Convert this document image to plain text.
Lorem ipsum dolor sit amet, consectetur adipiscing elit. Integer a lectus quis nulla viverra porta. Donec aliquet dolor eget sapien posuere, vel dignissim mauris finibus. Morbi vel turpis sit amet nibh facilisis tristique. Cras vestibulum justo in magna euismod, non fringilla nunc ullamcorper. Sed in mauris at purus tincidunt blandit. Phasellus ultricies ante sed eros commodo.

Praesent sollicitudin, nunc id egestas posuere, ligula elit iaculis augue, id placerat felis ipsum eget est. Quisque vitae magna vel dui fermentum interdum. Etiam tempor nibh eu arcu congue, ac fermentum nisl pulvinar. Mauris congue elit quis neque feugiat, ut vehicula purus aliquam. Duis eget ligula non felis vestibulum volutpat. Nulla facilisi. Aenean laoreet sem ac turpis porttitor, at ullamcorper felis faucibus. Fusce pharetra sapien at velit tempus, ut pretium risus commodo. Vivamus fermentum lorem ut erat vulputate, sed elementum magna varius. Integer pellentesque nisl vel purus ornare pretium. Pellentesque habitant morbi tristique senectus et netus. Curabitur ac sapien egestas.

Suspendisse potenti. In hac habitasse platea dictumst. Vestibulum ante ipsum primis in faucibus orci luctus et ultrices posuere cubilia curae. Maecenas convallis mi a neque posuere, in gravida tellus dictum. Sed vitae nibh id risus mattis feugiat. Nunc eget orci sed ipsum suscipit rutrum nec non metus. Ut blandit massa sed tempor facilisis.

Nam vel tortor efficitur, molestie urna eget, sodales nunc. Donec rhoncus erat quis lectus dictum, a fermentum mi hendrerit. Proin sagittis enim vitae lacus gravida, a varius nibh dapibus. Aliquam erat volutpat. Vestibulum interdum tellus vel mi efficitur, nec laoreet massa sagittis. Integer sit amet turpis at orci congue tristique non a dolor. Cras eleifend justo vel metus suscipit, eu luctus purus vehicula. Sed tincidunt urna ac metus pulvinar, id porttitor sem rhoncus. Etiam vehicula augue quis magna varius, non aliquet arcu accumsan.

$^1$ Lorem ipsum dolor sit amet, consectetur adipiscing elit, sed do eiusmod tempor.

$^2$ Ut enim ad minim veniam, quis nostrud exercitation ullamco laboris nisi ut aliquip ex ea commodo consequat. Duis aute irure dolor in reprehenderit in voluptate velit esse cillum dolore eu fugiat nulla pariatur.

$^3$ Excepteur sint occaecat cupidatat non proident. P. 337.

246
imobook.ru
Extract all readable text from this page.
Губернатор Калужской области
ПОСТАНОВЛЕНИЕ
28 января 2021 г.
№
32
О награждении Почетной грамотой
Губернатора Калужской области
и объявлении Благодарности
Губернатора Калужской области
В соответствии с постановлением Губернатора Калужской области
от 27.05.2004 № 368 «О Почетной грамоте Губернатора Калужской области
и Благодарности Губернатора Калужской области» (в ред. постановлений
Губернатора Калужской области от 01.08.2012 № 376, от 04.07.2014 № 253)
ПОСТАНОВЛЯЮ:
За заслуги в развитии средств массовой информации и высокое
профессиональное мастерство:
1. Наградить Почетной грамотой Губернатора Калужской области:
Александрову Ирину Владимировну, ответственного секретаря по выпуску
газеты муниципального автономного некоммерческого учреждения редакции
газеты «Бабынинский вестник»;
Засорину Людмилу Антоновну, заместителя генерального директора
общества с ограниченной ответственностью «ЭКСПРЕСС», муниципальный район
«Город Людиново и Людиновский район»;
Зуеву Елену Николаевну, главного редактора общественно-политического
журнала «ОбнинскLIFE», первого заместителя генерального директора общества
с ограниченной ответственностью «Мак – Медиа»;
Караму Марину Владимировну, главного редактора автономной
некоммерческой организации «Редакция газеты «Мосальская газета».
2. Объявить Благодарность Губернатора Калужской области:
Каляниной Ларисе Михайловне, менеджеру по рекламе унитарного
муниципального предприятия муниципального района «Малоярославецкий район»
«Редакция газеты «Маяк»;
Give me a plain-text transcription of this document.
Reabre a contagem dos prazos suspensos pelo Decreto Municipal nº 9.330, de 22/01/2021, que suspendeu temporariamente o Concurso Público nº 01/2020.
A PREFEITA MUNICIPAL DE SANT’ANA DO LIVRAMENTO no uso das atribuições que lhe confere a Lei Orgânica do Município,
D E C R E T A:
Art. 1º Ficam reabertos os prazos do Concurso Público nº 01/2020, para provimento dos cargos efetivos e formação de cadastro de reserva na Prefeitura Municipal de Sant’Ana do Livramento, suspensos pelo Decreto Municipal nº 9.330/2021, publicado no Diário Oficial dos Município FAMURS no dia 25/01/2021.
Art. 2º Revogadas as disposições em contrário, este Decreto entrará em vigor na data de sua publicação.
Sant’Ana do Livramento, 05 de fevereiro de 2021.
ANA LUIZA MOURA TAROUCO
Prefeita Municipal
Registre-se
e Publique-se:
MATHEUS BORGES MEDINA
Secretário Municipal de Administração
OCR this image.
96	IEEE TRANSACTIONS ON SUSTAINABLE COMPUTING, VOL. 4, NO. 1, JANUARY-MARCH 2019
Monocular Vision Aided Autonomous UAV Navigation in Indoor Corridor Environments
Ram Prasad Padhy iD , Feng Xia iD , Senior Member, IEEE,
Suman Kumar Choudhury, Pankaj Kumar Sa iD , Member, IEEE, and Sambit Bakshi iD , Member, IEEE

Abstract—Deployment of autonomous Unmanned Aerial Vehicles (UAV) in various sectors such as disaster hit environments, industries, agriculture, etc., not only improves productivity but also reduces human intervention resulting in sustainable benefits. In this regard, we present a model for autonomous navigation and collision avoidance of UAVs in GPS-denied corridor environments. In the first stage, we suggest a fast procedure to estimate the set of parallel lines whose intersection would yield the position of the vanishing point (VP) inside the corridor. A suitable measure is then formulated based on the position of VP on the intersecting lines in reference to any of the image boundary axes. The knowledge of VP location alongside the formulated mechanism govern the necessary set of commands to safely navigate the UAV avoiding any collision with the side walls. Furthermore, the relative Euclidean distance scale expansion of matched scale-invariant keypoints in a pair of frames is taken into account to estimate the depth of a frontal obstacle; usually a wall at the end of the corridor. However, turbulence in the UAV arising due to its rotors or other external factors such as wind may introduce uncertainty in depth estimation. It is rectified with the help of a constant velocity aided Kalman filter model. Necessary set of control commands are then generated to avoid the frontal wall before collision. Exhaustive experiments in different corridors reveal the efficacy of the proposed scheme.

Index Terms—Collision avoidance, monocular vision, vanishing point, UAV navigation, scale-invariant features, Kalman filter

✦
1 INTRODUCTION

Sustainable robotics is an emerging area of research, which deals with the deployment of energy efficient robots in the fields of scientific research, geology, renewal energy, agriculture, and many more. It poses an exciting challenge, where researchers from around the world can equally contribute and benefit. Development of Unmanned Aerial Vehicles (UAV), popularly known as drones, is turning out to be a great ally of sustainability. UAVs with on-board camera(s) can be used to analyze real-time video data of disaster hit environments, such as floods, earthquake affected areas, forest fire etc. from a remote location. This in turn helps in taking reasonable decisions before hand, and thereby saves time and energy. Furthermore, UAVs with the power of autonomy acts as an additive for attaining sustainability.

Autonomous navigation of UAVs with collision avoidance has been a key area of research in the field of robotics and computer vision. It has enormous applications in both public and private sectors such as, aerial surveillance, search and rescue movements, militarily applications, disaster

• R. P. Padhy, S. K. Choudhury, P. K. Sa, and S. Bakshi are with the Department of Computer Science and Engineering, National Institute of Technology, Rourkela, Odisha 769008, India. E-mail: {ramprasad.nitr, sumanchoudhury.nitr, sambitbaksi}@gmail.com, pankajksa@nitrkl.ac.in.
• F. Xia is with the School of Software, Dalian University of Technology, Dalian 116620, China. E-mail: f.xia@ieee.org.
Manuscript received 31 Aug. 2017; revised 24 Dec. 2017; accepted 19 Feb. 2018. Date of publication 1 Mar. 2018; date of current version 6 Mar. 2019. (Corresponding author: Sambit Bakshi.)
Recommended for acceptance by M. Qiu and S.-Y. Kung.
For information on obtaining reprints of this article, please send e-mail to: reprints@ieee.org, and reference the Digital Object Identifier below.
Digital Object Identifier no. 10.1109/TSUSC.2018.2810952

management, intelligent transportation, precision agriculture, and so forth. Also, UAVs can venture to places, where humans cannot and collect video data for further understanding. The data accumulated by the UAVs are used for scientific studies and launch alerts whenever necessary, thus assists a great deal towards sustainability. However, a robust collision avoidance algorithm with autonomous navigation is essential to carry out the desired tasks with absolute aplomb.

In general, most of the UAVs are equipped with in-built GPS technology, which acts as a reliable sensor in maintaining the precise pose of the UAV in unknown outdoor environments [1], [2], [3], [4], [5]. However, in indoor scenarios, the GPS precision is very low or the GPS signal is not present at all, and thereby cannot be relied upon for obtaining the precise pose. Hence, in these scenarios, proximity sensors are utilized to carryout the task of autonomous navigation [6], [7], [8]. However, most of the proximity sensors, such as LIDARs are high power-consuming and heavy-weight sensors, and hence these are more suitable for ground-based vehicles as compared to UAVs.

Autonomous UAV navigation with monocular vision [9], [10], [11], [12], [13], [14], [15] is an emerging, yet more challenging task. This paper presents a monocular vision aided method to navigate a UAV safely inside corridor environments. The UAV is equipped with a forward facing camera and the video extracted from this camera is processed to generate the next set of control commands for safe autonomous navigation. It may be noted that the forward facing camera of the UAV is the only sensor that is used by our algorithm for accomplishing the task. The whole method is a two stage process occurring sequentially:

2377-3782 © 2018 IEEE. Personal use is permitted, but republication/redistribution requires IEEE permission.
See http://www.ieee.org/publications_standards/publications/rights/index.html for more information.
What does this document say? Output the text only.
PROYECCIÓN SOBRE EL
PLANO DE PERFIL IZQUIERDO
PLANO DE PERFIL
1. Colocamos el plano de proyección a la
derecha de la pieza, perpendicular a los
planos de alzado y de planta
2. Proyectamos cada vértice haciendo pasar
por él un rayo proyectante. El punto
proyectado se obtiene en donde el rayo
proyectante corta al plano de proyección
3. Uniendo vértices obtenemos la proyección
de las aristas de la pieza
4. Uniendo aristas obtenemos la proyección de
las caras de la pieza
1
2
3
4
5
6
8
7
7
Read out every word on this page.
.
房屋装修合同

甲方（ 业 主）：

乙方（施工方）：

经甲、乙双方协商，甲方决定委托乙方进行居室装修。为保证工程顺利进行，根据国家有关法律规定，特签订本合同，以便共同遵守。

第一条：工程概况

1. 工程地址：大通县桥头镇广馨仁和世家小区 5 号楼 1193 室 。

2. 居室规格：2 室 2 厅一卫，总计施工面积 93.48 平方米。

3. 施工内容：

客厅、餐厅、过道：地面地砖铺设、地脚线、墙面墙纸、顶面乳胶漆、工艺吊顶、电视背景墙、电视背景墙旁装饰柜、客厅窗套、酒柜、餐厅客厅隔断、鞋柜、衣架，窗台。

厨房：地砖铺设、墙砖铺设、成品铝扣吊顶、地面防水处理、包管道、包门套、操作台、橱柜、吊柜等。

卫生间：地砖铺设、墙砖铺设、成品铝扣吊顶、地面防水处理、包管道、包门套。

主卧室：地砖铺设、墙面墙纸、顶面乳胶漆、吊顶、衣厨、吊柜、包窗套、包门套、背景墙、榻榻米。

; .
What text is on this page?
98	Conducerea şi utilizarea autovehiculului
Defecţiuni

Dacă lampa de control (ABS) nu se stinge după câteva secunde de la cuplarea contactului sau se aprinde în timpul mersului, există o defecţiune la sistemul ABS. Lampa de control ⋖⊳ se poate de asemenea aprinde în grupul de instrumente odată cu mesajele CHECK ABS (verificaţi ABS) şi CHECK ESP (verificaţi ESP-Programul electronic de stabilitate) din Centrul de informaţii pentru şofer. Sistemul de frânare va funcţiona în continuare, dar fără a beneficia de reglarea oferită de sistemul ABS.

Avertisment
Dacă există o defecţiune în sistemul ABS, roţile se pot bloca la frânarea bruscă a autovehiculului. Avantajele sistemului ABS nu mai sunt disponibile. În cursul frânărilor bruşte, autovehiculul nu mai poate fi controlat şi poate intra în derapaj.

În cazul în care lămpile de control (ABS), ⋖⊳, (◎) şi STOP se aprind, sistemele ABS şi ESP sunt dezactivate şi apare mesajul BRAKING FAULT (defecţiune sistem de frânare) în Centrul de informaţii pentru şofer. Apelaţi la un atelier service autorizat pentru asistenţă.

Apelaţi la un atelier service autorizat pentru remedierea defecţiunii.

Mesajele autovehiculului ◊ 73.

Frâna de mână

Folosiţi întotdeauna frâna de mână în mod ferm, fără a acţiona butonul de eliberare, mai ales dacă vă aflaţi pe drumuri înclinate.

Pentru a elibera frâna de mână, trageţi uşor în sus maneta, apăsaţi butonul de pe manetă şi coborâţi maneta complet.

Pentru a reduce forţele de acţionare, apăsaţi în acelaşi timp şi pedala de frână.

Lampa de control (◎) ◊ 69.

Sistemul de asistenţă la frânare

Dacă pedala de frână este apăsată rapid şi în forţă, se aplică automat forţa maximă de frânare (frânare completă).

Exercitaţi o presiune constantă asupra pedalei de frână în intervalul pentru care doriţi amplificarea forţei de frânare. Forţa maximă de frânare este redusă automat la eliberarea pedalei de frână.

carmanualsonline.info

Task goal
Examine the records and pull out every line where the string "prazos" occurs.

Output for this task
Reabre a contagem dos prazos suspensos pelo Decreto Municipal nº 9.330, de 22/01/2021, que suspendeu temporariamente o Concurso Público nº 01/2020.
Art. 1º Ficam reabertos os prazos do Concurso Público nº 01/2020, para provimento dos cargos efetivos e formação de cadastro de reserva na Prefeitura Municipal de Sant’Ana do Livramento, suspensos pelo Decreto Municipal nº 9.330/2021, publicado no Diário Oficial dos Município FAMURS no dia 25/01/2021.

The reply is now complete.